YOUR GOAL> Make an exact copy of all the records.

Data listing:
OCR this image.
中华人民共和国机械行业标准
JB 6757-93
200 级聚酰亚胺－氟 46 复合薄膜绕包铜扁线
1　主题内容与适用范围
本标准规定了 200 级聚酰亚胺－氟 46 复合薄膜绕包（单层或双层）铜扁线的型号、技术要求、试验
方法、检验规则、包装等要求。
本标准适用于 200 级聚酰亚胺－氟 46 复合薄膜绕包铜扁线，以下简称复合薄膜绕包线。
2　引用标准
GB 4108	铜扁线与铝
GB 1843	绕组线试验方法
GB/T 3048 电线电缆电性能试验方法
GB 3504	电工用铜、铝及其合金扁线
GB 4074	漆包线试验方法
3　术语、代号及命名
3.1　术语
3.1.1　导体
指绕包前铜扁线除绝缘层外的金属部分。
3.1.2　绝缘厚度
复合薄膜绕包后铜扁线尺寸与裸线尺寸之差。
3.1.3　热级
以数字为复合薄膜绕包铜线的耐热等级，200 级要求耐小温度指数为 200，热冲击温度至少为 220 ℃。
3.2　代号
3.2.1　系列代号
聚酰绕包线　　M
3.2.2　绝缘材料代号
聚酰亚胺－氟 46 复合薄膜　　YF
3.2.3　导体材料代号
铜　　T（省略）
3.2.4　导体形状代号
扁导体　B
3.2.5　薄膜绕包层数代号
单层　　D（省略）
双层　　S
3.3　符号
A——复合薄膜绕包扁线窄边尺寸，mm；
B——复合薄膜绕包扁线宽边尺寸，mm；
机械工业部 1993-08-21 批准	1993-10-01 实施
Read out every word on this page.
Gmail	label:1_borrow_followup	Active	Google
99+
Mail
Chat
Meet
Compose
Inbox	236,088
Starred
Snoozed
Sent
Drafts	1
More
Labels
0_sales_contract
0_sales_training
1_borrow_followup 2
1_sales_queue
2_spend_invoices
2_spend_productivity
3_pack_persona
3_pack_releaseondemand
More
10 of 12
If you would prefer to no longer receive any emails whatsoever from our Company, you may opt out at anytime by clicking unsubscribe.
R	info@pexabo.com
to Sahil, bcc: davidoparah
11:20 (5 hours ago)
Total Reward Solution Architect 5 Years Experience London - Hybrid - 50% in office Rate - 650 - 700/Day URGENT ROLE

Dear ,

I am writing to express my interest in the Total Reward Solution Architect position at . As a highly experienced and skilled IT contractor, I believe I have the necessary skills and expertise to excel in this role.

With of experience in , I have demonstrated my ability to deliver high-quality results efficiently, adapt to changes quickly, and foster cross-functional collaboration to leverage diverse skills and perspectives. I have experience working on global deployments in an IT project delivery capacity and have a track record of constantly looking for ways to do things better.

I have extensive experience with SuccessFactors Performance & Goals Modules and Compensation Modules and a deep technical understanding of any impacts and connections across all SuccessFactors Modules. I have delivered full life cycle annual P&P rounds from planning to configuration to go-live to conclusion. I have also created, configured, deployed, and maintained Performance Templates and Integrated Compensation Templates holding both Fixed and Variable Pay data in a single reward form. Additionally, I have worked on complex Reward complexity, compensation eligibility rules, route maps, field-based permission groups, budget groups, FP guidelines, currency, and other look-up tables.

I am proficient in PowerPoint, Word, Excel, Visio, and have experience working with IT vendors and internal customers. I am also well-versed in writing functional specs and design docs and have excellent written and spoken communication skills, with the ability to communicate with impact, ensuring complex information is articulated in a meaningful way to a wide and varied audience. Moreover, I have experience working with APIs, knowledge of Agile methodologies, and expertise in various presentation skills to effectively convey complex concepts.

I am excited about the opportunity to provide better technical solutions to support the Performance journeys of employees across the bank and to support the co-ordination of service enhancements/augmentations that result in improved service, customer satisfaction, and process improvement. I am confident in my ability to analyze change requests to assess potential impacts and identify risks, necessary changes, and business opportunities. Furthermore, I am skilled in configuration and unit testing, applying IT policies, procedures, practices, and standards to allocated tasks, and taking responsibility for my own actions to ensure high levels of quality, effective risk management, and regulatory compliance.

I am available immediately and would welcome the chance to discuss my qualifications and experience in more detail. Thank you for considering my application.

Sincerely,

RESPONSE TO THE TASK>
OCR this image.
中华人民共和国机械行业标准
JB 6757-93
200 级聚酰亚胺－氟 46 复合薄膜绕包铜扁线
1　主题内容与适用范围
本标准规定了 200 级聚酰亚胺－氟 46 复合薄膜绕包（单层或双层）铜扁线的型号、技术要求、试验
方法、检验规则、包装等要求。
本标准适用于 200 级聚酰亚胺－氟 46 复合薄膜绕包铜扁线，以下简称复合薄膜绕包线。
2　引用标准
GB 4108	铜扁线与铝
GB 1843	绕组线试验方法
GB/T 3048 电线电缆电性能试验方法
GB 3504	电工用铜、铝及其合金扁线
GB 4074	漆包线试验方法
3　术语、代号及命名
3.1　术语
3.1.1　导体
指绕包前铜扁线除绝缘层外的金属部分。
3.1.2　绝缘厚度
复合薄膜绕包后铜扁线尺寸与裸线尺寸之差。
3.1.3　热级
以数字为复合薄膜绕包铜线的耐热等级，200 级要求耐小温度指数为 200，热冲击温度至少为 220 ℃。
3.2　代号
3.2.1　系列代号
聚酰绕包线　　M
3.2.2　绝缘材料代号
聚酰亚胺－氟 46 复合薄膜　　YF
3.2.3　导体材料代号
铜　　T（省略）
3.2.4　导体形状代号
扁导体　B
3.2.5　薄膜绕包层数代号
单层　　D（省略）
双层　　S
3.3　符号
A——复合薄膜绕包扁线窄边尺寸，mm；
B——复合薄膜绕包扁线宽边尺寸，mm；
机械工业部 1993-08-21 批准	1993-10-01 实施
Read out every word on this page.
Gmail	label:1_borrow_followup	Active	Google
99+
Mail
Chat
Meet
Compose
Inbox	236,088
Starred
Snoozed
Sent
Drafts	1
More
Labels
0_sales_contract
0_sales_training
1_borrow_followup 2
1_sales_queue
2_spend_invoices
2_spend_productivity
3_pack_persona
3_pack_releaseondemand
More
10 of 12
If you would prefer to no longer receive any emails whatsoever from our Company, you may opt out at anytime by clicking unsubscribe.
R	info@pexabo.com
to Sahil, bcc: davidoparah
11:20 (5 hours ago)
Total Reward Solution Architect 5 Years Experience London - Hybrid - 50% in office Rate - 650 - 700/Day URGENT ROLE

Dear ,

I am writing to express my interest in the Total Reward Solution Architect position at . As a highly experienced and skilled IT contractor, I believe I have the necessary skills and expertise to excel in this role.

With of experience in , I have demonstrated my ability to deliver high-quality results efficiently, adapt to changes quickly, and foster cross-functional collaboration to leverage diverse skills and perspectives. I have experience working on global deployments in an IT project delivery capacity and have a track record of constantly looking for ways to do things better.

I have extensive experience with SuccessFactors Performance & Goals Modules and Compensation Modules and a deep technical understanding of any impacts and connections across all SuccessFactors Modules. I have delivered full life cycle annual P&P rounds from planning to configuration to go-live to conclusion. I have also created, configured, deployed, and maintained Performance Templates and Integrated Compensation Templates holding both Fixed and Variable Pay data in a single reward form. Additionally, I have worked on complex Reward complexity, compensation eligibility rules, route maps, field-based permission groups, budget groups, FP guidelines, currency, and other look-up tables.

I am proficient in PowerPoint, Word, Excel, Visio, and have experience working with IT vendors and internal customers. I am also well-versed in writing functional specs and design docs and have excellent written and spoken communication skills, with the ability to communicate with impact, ensuring complex information is articulated in a meaningful way to a wide and varied audience. Moreover, I have experience working with APIs, knowledge of Agile methodologies, and expertise in various presentation skills to effectively convey complex concepts.

I am excited about the opportunity to provide better technical solutions to support the Performance journeys of employees across the bank and to support the co-ordination of service enhancements/augmentations that result in improved service, customer satisfaction, and process improvement. I am confident in my ability to analyze change requests to assess potential impacts and identify risks, necessary changes, and business opportunities. Furthermore, I am skilled in configuration and unit testing, applying IT policies, procedures, practices, and standards to allocated tasks, and taking responsibility for my own actions to ensure high levels of quality, effective risk management, and regulatory compliance.

I am available immediately and would welcome the chance to discuss my qualifications and experience in more detail. Thank you for considering my application.

Sincerely,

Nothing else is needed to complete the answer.